-- Exercise requirements --
Extract all of the data and reproduce it precisely.

-- Available records --
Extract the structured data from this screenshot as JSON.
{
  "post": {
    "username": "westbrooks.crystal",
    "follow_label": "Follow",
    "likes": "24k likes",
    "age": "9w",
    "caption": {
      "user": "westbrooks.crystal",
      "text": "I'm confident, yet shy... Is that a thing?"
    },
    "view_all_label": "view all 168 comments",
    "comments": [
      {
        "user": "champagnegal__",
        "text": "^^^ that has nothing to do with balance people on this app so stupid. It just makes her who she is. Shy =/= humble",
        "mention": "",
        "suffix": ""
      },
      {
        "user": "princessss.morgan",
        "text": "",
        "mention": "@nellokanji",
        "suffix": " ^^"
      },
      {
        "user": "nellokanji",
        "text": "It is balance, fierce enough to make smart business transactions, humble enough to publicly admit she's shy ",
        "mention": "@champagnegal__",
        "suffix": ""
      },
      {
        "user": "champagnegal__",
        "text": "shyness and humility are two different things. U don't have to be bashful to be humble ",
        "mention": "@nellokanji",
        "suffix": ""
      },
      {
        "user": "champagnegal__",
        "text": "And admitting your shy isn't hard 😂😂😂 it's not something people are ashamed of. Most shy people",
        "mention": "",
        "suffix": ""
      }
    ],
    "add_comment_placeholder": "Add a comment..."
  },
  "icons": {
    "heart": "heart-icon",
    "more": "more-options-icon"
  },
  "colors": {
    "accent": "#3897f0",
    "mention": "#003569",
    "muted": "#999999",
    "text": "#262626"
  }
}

-- Exercise answer --
Extract the structured data from this screenshot as JSON.
{
  "post": {
    "username": "westbrooks.crystal",
    "follow_label": "Follow",
    "likes": "24k likes",
    "age": "9w",
    "caption": {
      "user": "westbrooks.crystal",
      "text": "I'm confident, yet shy... Is that a thing?"
    },
    "view_all_label": "view all 168 comments",
    "comments": [
      {
        "user": "champagnegal__",
        "text": "^^^ that has nothing to do with balance people on this app so stupid. It just makes her who she is. Shy =/= humble",
        "mention": "",
        "suffix": ""
      },
      {
        "user": "princessss.morgan",
        "text": "",
        "mention": "@nellokanji",
        "suffix": " ^^"
      },
      {
        "user": "nellokanji",
        "text": "It is balance, fierce enough to make smart business transactions, humble enough to publicly admit she's shy ",
        "mention": "@champagnegal__",
        "suffix": ""
      },
      {
        "user": "champagnegal__",
        "text": "shyness and humility are two different things. U don't have to be bashful to be humble ",
        "mention": "@nellokanji",
        "suffix": ""
      },
      {
        "user": "champagnegal__",
        "text": "And admitting your shy isn't hard 😂😂😂 it's not something people are ashamed of. Most shy people",
        "mention": "",
        "suffix": ""
      }
    ],
    "add_comment_placeholder": "Add a comment..."
  },
  "icons": {
    "heart": "heart-icon",
    "more": "more-options-icon"
  },
  "colors": {
    "accent": "#3897f0",
    "mention": "#003569",
    "muted": "#999999",
    "text": "#262626"
  }
}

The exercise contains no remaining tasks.